GIVEN TASK ▸ Of all the lines in the material, how many include the word "różnozarodnikowe"? Reply with the number alone.

--- START ---

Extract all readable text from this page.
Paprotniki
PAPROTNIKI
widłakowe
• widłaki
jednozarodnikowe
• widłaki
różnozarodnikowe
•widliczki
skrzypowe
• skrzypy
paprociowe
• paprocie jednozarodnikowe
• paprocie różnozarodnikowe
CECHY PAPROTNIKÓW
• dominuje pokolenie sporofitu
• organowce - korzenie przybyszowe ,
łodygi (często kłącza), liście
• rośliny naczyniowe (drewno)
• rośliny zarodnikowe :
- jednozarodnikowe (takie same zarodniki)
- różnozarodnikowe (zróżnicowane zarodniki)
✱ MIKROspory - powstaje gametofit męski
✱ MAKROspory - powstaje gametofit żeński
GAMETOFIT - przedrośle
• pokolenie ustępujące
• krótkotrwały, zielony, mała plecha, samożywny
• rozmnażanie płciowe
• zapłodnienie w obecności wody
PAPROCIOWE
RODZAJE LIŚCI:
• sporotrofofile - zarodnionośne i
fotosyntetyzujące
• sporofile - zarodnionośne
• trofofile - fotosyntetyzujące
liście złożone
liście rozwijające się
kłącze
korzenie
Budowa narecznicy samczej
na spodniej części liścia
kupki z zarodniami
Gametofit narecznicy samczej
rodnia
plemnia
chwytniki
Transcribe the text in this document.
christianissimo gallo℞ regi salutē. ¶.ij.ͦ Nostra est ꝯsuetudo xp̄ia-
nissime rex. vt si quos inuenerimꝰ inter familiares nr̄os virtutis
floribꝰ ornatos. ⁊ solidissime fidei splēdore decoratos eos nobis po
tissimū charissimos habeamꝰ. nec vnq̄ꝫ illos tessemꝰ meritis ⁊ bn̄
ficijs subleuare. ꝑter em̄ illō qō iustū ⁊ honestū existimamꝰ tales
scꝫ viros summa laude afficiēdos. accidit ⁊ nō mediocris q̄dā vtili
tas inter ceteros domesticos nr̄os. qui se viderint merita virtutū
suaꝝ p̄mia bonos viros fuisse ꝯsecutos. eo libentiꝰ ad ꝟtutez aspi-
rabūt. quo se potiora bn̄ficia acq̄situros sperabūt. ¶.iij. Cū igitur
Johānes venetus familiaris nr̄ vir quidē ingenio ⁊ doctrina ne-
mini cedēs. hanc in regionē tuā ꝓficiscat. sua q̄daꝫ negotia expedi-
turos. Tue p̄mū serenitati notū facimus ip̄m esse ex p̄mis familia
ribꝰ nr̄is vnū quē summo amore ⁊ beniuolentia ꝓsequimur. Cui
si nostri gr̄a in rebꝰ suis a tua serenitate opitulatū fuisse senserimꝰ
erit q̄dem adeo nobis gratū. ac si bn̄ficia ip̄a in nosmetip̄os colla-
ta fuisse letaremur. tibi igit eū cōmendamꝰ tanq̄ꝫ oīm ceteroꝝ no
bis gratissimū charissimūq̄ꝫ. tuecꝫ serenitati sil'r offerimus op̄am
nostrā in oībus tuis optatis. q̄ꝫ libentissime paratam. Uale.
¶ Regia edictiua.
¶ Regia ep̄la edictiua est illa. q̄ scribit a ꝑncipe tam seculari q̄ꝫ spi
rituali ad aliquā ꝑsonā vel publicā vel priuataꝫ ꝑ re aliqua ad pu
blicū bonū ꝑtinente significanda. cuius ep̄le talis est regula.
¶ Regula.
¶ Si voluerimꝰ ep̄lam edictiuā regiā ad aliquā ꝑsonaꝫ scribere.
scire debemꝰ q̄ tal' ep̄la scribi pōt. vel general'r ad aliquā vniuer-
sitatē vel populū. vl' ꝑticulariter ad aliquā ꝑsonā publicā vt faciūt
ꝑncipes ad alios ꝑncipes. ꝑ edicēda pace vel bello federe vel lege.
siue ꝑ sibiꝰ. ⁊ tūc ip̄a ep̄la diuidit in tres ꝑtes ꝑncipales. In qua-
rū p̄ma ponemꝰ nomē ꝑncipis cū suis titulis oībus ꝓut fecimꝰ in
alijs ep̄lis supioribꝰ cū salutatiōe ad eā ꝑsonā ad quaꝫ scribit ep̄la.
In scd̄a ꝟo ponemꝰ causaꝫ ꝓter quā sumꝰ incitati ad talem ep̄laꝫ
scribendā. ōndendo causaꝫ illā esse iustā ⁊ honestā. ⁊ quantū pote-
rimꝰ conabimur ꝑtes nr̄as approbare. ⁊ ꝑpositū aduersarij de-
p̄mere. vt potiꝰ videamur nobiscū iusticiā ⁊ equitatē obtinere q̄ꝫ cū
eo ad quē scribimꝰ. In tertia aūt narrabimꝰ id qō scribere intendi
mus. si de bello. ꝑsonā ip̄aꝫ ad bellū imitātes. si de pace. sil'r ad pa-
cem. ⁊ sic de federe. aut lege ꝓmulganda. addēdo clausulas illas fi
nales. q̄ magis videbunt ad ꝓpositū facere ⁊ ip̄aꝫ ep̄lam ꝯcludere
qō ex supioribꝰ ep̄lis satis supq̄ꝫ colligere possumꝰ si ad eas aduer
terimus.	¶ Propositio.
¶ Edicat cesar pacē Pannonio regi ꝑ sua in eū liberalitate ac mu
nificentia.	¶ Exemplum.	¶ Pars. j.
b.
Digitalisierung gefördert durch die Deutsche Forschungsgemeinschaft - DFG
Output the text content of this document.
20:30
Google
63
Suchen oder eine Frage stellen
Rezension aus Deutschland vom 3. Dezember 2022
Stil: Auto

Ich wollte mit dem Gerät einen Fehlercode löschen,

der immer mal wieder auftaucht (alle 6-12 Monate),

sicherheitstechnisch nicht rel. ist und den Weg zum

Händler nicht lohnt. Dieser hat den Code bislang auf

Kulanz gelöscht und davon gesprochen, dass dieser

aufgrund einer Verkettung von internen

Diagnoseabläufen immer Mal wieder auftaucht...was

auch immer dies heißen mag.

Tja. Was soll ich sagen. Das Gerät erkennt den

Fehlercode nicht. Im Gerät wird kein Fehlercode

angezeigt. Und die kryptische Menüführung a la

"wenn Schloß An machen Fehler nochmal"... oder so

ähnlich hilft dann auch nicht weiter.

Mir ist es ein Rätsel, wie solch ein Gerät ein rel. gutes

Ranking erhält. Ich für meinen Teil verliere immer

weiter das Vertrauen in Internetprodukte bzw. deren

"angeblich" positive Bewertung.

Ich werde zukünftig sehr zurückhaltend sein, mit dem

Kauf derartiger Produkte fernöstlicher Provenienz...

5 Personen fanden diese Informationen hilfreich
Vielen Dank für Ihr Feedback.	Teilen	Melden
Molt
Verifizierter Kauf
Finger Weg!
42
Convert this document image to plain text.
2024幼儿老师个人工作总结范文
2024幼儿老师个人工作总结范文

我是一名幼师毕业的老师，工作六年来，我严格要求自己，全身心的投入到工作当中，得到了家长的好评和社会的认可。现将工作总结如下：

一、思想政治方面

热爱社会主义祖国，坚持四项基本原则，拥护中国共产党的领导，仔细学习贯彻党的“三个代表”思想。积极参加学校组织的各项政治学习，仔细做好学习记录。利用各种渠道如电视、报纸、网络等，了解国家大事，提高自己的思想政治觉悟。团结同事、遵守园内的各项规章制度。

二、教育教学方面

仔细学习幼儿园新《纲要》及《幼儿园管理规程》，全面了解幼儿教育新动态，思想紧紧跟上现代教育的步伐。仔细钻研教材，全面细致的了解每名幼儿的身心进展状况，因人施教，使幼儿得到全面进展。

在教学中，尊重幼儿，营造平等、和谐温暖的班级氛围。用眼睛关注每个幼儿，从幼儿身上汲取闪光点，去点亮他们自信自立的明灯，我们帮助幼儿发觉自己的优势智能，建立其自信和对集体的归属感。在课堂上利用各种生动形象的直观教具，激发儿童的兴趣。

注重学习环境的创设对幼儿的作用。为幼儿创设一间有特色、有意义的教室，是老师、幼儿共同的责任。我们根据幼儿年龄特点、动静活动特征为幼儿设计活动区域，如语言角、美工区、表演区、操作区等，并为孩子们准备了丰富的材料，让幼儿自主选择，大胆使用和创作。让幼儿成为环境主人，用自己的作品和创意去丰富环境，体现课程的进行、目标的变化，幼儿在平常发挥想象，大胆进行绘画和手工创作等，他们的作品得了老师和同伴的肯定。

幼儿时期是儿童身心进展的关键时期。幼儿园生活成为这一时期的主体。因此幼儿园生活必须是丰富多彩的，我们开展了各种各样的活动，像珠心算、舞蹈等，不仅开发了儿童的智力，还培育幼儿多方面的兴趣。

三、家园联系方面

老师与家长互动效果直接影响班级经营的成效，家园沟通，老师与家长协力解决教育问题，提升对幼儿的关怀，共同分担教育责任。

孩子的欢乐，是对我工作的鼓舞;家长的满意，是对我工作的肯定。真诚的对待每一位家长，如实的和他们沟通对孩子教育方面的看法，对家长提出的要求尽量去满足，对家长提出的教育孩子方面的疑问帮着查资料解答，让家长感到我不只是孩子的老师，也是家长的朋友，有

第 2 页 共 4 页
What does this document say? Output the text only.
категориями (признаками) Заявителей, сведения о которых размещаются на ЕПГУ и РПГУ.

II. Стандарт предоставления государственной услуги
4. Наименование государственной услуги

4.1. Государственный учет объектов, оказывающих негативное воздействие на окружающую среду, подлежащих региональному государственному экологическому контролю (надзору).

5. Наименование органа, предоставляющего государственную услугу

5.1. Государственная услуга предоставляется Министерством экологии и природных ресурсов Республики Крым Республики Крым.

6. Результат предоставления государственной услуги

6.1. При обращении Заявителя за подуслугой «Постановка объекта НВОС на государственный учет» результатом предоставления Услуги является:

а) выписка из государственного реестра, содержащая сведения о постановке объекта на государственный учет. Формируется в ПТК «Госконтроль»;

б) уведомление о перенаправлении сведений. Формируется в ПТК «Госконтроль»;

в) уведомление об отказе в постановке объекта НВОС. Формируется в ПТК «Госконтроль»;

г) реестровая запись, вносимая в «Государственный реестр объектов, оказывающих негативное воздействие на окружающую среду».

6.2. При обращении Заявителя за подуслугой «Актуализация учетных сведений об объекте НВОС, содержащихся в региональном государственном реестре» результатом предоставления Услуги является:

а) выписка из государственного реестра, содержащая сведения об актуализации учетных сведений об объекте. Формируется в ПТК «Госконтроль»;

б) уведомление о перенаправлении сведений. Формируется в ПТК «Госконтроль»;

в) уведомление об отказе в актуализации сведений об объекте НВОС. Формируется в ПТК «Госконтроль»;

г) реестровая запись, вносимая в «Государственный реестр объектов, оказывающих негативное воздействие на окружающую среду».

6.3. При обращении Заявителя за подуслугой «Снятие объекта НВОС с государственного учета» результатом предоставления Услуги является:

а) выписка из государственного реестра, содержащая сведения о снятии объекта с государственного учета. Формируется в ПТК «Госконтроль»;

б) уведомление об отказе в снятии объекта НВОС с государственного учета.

--- END ---

TASK RESULT ▸ 3